▸ **WORK TO DO**
Which lines hold the word "million"? Show each of them.

▸ **SOURCE RECORDS**

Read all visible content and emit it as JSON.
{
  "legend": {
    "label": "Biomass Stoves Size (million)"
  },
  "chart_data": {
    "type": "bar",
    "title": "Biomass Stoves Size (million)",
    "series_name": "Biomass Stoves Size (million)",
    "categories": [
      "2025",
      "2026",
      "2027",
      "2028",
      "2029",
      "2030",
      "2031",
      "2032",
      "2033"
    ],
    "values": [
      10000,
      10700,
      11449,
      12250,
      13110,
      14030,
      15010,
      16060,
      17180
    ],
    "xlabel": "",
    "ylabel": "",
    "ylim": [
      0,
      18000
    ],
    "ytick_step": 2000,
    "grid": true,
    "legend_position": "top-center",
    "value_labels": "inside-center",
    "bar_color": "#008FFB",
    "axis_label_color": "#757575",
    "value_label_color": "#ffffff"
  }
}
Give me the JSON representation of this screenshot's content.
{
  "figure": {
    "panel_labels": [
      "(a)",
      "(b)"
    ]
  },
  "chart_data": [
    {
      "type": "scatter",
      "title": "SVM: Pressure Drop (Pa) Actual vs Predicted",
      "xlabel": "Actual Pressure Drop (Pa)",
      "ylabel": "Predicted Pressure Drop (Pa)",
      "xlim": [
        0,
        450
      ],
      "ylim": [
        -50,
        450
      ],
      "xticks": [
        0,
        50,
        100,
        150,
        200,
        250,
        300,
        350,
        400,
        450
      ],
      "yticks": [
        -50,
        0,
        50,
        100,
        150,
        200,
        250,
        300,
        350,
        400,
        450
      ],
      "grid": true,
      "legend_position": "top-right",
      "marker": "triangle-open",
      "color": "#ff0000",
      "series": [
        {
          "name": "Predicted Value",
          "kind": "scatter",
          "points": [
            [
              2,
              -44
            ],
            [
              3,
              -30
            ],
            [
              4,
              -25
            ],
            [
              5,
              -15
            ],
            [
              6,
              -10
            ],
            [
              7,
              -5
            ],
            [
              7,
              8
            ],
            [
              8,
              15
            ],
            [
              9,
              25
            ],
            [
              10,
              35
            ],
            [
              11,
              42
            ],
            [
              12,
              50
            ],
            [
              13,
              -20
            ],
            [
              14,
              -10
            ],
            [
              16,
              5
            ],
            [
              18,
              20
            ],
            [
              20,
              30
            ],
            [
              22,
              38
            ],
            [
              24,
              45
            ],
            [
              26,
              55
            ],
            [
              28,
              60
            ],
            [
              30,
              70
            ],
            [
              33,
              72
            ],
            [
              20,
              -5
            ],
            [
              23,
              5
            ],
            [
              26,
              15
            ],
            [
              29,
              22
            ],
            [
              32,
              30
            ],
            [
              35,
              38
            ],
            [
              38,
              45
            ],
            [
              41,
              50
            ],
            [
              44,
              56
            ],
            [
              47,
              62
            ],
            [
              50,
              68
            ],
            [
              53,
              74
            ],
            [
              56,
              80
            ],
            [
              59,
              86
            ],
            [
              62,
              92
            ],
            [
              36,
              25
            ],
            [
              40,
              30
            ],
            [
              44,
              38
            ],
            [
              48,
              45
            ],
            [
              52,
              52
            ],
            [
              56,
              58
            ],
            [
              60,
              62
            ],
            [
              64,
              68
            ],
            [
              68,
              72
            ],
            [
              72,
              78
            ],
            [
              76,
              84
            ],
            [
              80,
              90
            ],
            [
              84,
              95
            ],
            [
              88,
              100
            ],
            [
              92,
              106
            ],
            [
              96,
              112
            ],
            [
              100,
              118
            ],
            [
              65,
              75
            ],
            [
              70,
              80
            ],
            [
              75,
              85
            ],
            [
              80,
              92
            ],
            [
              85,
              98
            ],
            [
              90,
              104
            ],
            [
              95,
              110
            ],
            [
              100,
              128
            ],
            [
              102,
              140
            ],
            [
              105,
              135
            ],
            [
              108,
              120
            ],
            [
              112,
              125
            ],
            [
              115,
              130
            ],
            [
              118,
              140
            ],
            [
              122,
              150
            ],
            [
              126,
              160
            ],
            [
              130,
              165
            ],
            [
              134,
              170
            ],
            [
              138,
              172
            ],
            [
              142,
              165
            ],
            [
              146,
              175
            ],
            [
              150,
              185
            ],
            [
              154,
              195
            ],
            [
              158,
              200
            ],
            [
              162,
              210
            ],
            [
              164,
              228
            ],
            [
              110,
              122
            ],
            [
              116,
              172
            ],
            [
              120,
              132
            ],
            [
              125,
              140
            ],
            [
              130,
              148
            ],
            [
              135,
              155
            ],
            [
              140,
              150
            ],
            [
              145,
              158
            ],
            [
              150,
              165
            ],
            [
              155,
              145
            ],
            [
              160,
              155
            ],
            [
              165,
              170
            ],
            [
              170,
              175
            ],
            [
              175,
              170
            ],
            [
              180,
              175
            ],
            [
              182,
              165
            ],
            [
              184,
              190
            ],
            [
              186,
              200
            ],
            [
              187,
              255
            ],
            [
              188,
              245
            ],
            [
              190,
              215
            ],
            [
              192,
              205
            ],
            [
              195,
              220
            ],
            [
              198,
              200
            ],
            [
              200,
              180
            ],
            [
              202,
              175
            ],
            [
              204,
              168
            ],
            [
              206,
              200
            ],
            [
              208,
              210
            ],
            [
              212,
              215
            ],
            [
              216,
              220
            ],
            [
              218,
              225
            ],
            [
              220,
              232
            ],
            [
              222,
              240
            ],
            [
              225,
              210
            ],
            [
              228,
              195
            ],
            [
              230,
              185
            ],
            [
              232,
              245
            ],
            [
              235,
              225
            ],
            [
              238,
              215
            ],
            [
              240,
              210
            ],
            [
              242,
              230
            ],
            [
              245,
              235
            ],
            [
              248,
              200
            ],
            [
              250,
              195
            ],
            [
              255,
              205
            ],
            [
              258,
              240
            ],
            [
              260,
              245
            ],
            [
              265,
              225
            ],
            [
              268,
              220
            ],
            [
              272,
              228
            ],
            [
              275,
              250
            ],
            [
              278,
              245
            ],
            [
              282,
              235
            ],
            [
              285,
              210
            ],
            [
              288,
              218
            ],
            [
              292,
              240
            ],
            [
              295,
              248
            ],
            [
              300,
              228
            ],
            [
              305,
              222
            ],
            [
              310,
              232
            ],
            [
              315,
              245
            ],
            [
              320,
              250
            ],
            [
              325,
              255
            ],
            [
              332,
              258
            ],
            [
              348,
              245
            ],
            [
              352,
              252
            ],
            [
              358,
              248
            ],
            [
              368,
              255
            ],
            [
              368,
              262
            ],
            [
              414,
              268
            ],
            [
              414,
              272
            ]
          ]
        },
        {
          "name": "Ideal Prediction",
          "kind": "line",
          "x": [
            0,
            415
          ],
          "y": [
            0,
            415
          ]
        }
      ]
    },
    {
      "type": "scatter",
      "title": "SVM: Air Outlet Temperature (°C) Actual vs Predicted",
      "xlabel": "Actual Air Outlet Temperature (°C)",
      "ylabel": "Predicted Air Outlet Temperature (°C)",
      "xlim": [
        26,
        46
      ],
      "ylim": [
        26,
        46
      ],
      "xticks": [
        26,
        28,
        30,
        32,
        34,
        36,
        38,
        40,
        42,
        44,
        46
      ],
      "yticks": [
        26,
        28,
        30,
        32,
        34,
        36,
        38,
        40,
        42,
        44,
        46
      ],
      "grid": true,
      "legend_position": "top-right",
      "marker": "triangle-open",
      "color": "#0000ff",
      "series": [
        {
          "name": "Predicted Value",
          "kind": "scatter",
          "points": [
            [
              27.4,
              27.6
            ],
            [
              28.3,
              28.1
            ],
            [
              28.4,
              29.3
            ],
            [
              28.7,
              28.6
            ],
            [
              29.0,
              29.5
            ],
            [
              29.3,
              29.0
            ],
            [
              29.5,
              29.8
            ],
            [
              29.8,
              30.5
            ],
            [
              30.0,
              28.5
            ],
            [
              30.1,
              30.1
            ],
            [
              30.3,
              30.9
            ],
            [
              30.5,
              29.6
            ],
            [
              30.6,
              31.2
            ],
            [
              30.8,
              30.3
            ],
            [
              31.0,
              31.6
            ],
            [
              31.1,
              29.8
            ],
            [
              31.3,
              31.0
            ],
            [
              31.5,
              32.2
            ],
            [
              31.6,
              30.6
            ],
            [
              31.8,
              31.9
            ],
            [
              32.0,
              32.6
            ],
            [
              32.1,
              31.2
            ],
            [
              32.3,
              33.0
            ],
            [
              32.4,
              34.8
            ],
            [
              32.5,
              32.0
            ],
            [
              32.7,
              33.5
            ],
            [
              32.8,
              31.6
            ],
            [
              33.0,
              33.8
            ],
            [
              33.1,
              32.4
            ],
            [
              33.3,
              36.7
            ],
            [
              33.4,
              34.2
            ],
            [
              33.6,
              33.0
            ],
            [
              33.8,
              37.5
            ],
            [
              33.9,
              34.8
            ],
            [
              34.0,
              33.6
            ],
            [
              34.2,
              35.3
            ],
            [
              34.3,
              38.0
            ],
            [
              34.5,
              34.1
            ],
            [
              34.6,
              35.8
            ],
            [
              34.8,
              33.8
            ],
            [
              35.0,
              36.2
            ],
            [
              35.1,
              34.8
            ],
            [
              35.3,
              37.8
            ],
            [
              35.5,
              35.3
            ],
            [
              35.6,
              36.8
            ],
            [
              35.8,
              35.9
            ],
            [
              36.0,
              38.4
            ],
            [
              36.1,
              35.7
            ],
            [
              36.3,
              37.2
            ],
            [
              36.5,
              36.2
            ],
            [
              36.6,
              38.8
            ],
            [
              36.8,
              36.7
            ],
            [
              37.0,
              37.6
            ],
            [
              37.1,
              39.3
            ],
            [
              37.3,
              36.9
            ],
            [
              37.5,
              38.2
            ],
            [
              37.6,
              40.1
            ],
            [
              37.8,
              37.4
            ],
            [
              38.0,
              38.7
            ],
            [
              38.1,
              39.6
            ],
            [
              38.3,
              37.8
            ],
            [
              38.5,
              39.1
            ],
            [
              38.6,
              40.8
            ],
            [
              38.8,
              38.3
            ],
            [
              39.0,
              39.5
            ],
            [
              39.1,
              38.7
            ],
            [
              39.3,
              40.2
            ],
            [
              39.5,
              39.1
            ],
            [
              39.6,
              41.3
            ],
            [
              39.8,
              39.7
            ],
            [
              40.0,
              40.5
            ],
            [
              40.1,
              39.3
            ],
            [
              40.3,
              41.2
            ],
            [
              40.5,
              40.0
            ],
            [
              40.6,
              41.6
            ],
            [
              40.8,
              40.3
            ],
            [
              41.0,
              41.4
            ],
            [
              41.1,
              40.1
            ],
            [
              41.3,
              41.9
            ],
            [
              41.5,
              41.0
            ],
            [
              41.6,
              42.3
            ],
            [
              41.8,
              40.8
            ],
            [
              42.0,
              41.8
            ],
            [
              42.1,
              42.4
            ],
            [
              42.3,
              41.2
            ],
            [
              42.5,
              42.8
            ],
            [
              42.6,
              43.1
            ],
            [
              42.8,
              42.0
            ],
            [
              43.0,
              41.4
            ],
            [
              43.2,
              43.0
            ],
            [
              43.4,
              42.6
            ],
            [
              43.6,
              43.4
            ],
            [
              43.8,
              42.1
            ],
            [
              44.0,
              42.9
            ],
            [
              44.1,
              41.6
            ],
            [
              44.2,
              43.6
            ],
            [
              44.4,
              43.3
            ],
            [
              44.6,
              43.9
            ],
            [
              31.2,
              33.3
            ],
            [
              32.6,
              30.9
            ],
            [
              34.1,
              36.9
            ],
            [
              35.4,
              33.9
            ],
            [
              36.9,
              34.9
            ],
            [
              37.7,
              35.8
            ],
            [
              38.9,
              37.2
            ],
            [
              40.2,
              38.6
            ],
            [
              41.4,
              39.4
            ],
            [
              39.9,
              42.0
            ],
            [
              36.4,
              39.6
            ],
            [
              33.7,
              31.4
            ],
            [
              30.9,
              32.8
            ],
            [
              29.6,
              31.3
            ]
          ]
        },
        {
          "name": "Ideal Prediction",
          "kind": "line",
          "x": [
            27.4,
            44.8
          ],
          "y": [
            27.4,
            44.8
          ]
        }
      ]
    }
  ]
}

▸ **FINISHED ANSWER**
    "label": "Biomass Stoves Size (million)"
    "title": "Biomass Stoves Size (million)",
    "series_name": "Biomass Stoves Size (million)",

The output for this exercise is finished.